[Extracted records]
-------
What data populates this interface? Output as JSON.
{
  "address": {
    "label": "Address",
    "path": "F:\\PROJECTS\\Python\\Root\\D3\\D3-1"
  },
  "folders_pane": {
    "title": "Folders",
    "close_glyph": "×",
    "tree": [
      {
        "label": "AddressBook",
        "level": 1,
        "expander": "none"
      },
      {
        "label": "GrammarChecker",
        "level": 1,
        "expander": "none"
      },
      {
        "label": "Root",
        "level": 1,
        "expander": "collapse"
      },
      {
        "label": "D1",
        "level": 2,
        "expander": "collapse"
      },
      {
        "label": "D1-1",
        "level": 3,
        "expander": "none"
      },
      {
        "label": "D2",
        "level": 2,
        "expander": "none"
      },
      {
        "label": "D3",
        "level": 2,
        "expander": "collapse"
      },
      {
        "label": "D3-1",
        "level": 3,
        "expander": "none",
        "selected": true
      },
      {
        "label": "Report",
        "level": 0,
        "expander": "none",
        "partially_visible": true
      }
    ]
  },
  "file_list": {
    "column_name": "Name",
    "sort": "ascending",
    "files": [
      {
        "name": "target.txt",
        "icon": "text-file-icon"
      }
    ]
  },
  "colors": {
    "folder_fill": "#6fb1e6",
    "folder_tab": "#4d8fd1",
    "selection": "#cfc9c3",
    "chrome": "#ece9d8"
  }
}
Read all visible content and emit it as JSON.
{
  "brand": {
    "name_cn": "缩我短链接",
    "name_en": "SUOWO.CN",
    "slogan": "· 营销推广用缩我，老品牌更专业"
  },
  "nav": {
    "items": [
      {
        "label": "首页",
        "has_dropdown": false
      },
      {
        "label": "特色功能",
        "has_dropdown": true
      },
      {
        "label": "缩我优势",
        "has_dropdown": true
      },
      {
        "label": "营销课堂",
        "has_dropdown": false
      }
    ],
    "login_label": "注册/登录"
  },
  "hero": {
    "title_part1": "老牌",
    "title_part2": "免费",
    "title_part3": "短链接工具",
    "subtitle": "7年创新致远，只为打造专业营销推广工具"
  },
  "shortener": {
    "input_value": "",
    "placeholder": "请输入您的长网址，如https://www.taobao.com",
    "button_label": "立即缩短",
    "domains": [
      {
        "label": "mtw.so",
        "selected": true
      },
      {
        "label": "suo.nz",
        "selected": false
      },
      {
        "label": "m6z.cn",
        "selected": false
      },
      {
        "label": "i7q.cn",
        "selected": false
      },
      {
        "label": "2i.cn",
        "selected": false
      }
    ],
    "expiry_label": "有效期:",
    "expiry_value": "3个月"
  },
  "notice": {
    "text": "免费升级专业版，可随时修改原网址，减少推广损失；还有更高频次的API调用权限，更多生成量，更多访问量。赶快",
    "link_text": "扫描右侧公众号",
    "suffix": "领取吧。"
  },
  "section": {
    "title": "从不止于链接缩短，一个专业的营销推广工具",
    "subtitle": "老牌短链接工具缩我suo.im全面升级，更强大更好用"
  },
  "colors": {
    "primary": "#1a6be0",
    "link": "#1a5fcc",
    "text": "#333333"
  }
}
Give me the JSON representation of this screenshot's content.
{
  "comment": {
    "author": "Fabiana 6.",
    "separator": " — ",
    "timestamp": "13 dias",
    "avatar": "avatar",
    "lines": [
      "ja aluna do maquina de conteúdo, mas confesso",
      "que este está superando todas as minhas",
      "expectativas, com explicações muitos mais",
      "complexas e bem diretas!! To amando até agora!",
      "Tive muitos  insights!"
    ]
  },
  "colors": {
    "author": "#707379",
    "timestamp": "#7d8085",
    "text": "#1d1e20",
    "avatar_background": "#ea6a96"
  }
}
-------
CHALLENGE |
Output the data above exactly, please, line for line.

REPLY |
What data populates this interface? Output as JSON.
{
  "address": {
    "label": "Address",
    "path": "F:\\PROJECTS\\Python\\Root\\D3\\D3-1"
  },
  "folders_pane": {
    "title": "Folders",
    "close_glyph": "×",
    "tree": [
      {
        "label": "AddressBook",
        "level": 1,
        "expander": "none"
      },
      {
        "label": "GrammarChecker",
        "level": 1,
        "expander": "none"
      },
      {
        "label": "Root",
        "level": 1,
        "expander": "collapse"
      },
      {
        "label": "D1",
        "level": 2,
        "expander": "collapse"
      },
      {
        "label": "D1-1",
        "level": 3,
        "expander": "none"
      },
      {
        "label": "D2",
        "level": 2,
        "expander": "none"
      },
      {
        "label": "D3",
        "level": 2,
        "expander": "collapse"
      },
      {
        "label": "D3-1",
        "level": 3,
        "expander": "none",
        "selected": true
      },
      {
        "label": "Report",
        "level": 0,
        "expander": "none",
        "partially_visible": true
      }
    ]
  },
  "file_list": {
    "column_name": "Name",
    "sort": "ascending",
    "files": [
      {
        "name": "target.txt",
        "icon": "text-file-icon"
      }
    ]
  },
  "colors": {
    "folder_fill": "#6fb1e6",
    "folder_tab": "#4d8fd1",
    "selection": "#cfc9c3",
    "chrome": "#ece9d8"
  }
}
Read all visible content and emit it as JSON.
{
  "brand": {
    "name_cn": "缩我短链接",
    "name_en": "SUOWO.CN",
    "slogan": "· 营销推广用缩我，老品牌更专业"
  },
  "nav": {
    "items": [
      {
        "label": "首页",
        "has_dropdown": false
      },
      {
        "label": "特色功能",
        "has_dropdown": true
      },
      {
        "label": "缩我优势",
        "has_dropdown": true
      },
      {
        "label": "营销课堂",
        "has_dropdown": false
      }
    ],
    "login_label": "注册/登录"
  },
  "hero": {
    "title_part1": "老牌",
    "title_part2": "免费",
    "title_part3": "短链接工具",
    "subtitle": "7年创新致远，只为打造专业营销推广工具"
  },
  "shortener": {
    "input_value": "",
    "placeholder": "请输入您的长网址，如https://www.taobao.com",
    "button_label": "立即缩短",
    "domains": [
      {
        "label": "mtw.so",
        "selected": true
      },
      {
        "label": "suo.nz",
        "selected": false
      },
      {
        "label": "m6z.cn",
        "selected": false
      },
      {
        "label": "i7q.cn",
        "selected": false
      },
      {
        "label": "2i.cn",
        "selected": false
      }
    ],
    "expiry_label": "有效期:",
    "expiry_value": "3个月"
  },
  "notice": {
    "text": "免费升级专业版，可随时修改原网址，减少推广损失；还有更高频次的API调用权限，更多生成量，更多访问量。赶快",
    "link_text": "扫描右侧公众号",
    "suffix": "领取吧。"
  },
  "section": {
    "title": "从不止于链接缩短，一个专业的营销推广工具",
    "subtitle": "老牌短链接工具缩我suo.im全面升级，更强大更好用"
  },
  "colors": {
    "primary": "#1a6be0",
    "link": "#1a5fcc",
    "text": "#333333"
  }
}
Give me the JSON representation of this screenshot's content.
{
  "comment": {
    "author": "Fabiana 6.",
    "separator": " — ",
    "timestamp": "13 dias",
    "avatar": "avatar",
    "lines": [
      "ja aluna do maquina de conteúdo, mas confesso",
      "que este está superando todas as minhas",
      "expectativas, com explicações muitos mais",
      "complexas e bem diretas!! To amando até agora!",
      "Tive muitos  insights!"
    ]
  },
  "colors": {
    "author": "#707379",
    "timestamp": "#7d8085",
    "text": "#1d1e20",
    "avatar_background": "#ea6a96"
  }
}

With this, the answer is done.